### Exercise brief
Extract each line of the data below exactly as written.

### Rows
——————————

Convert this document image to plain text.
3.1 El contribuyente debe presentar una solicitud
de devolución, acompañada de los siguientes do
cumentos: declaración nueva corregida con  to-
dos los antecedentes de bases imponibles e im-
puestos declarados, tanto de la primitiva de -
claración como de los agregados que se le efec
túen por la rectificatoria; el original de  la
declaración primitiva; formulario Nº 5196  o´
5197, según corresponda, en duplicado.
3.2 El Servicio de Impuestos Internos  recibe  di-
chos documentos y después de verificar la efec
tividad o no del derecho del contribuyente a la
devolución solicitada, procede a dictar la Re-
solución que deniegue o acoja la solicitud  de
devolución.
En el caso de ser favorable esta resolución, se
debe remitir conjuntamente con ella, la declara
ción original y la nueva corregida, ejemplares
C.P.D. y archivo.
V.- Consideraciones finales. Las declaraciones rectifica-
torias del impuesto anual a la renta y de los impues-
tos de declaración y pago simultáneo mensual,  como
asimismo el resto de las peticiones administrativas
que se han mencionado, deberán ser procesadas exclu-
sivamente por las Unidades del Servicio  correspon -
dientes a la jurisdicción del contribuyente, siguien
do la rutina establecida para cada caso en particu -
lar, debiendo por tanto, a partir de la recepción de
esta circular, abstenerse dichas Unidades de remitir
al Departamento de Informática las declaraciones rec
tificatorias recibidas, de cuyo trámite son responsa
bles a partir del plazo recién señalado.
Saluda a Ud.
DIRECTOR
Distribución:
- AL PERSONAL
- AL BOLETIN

——————————

### Written answer
Convert this document image to plain text.
3.1 El contribuyente debe presentar una solicitud
de devolución, acompañada de los siguientes do
cumentos: declaración nueva corregida con  to-
dos los antecedentes de bases imponibles e im-
puestos declarados, tanto de la primitiva de -
claración como de los agregados que se le efec
túen por la rectificatoria; el original de  la
declaración primitiva; formulario Nº 5196  o´
5197, según corresponda, en duplicado.
3.2 El Servicio de Impuestos Internos  recibe  di-
chos documentos y después de verificar la efec
tividad o no del derecho del contribuyente a la
devolución solicitada, procede a dictar la Re-
solución que deniegue o acoja la solicitud  de
devolución.
En el caso de ser favorable esta resolución, se
debe remitir conjuntamente con ella, la declara
ción original y la nueva corregida, ejemplares
C.P.D. y archivo.
V.- Consideraciones finales. Las declaraciones rectifica-
torias del impuesto anual a la renta y de los impues-
tos de declaración y pago simultáneo mensual,  como
asimismo el resto de las peticiones administrativas
que se han mencionado, deberán ser procesadas exclu-
sivamente por las Unidades del Servicio  correspon -
dientes a la jurisdicción del contribuyente, siguien
do la rutina establecida para cada caso en particu -
lar, debiendo por tanto, a partir de la recepción de
esta circular, abstenerse dichas Unidades de remitir
al Departamento de Informática las declaraciones rec
tificatorias recibidas, de cuyo trámite son responsa
bles a partir del plazo recién señalado.
Saluda a Ud.
DIRECTOR
Distribución:
- AL PERSONAL
- AL BOLETIN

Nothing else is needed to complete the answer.